--- Task prompt ---
Extend the forum thread below on leaving a stressful job while qualified for SSDI, beginning right after its last sentence.

The job is not a good fit. It's stressful due to the calling, which triggers anxiety?
You are qualified for monthly SSDI, due to what they view as a disability.
There should be SSDI programs that offer training for something that takes that your disability into account, and usually require that you qualify by having been approved for SSDI. Work that takes your unique requirements into account.

I wonder what programs are available in your area. Could it be that you may, in seeking that out, find a better fit where you will be happier with your employment?

Good thinking. Being a NEET again will be a horrible idea for me, who is also a recovering addict. I need to figure out a better job fit.
 
No, this guy is very much a real friend. He does not want me to return to the days I lived a decade ago, where I was a hermit who lived off bourbon and Top Ramen and rarely ever left the house. I would be lying it I said he had no reason to be concerned about that in my case.
My two cents, which can't buy you anything: Do what you need to do that is best for your health - quit the job if it is too stressful (mine is, I also have to enter a lot of tense, confrontational situations, and it grinds away at me, and I am hoping to quit) - but don't be a hermit living off of bourbon and ramen. Find some kind of structuring schedule/goal/projoects, even just at home - and think about what is good for you, not what looks good to your friend. A lot of people would look down their noses at my current job, and also my Aspie interests and tendencies in general. They would really look down on the idea of me quitting my job....and so I have worn myself out trying to keep up appearances, to have some kind of "respectable" work, but it has taken too much of a toll on my health. I need an out.
 
My two cents, which can't buy you anything: Do what you need to do that is best for your health - quit the job if it is too stressful (mine is, I also have to enter a lot of tense, confrontational situations, and it grinds away at me, and I am hoping to quit) - but don't be a hermit living off of bourbon and ramen. Find some kind of structuring schedule/goal/projoects, even just at home - and think about what is good for you, not what looks good to your friend. A lot of people would look down their noses at my current job, and also my Aspie interests and tendencies in general. They would really look down on the idea of me quitting my job....and so I have worn myself out trying to keep up appearances, to have some kind of "respectable" work, but it has taken too much of a toll on my health. I need an out.

--- Dataset excerpt ---
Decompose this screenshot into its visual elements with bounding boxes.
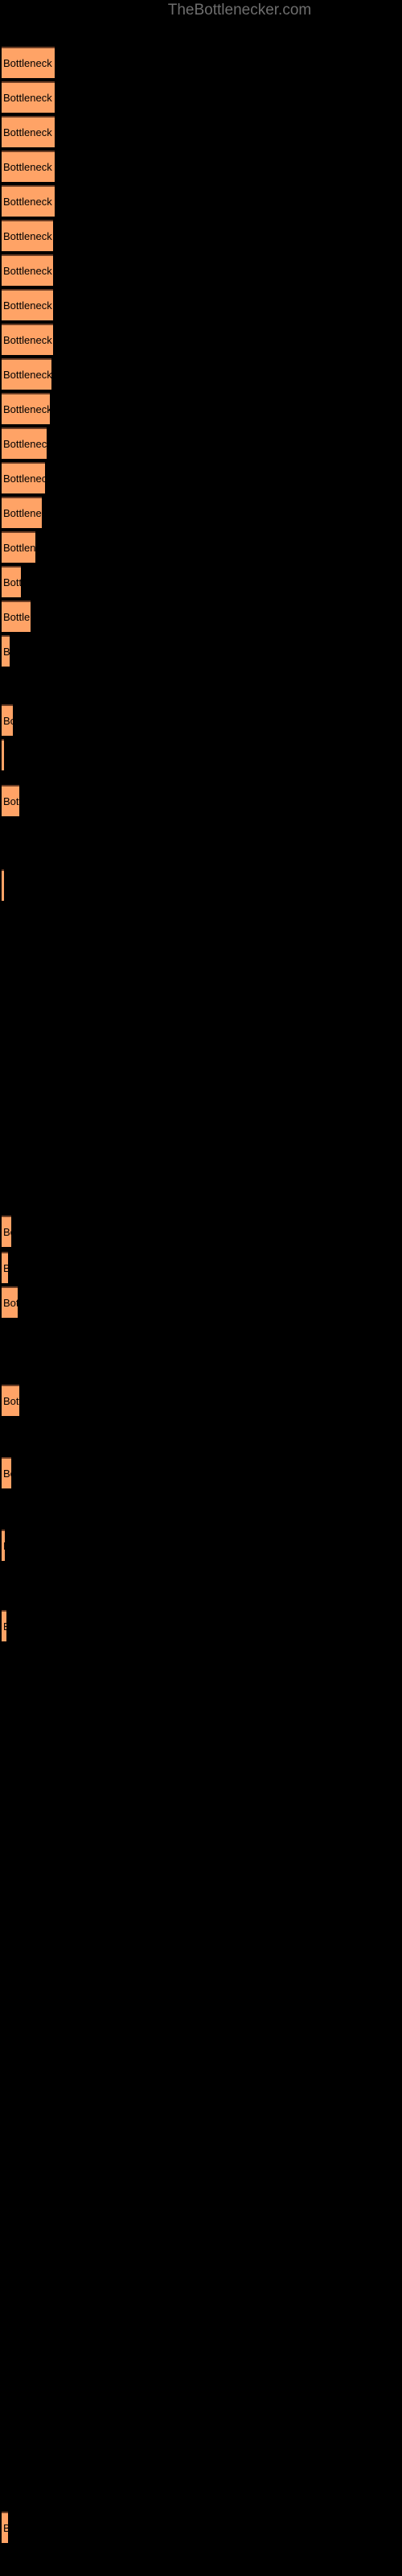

--- Answer for this exercise ---
I think I will keep the job for now, but spend more of my free time seeking out employment that is a better match for my set of skills than making cold calls all of the time. My friend is worried because there were times in the past where I have pretty much just given up on life in general. He does not object to me leaving the job - he objects to the idea of me not having anything to replace it in place before I leave the job, and he knows I am a struggling addict who will most likely have a massive relapse if I do not tread carefully now. He does not want to be around to see me self-destruct, and I can’t say I blame him for that.
 
He sounds like a good friend. Do you have a clear list of your strengths and what you are good at? Bullet points on that would be helpful, to focus on what you will fit better because of what you are particularly good at. You are a lively and sophisticated writer, with a great sense of humour, for example.
 
I think I will keep the job for now, but spend more of my free time seeking out employment that is a better match for my set of skills than making cold calls all of the time. My friend is worried because there were times in the past where I have pretty much just given up on life in general. He does not object to me leaving the job - he objects to the idea of me not having anything to replace it in place before I leave the job, and he knows I am a struggling addict who will most likely have a massive relapse if I do not tread carefully now. He does not want to be around to see me self-destruct, and I can’t say I blame him for that.

Plus we want to see you make it thru. A lot of people hate their jobs, and we don't know how much we hated it until we move on. My last position was wrong for so many reasons but the hourly and experience, and confidence l gained made it barely pass.

Hoping you can transition to a better job. Pounding the pavement for a new one is hard but you are hungry enough that maybe it's the right time to look.
 
I think I will keep the job for now, but spend more of my free time seeking out employment that is a better match for my set of skills than making cold calls all of the time.

Good plan. And, in addition to that also check out what is available through SSDI source programs. You may be pleasantly surprised.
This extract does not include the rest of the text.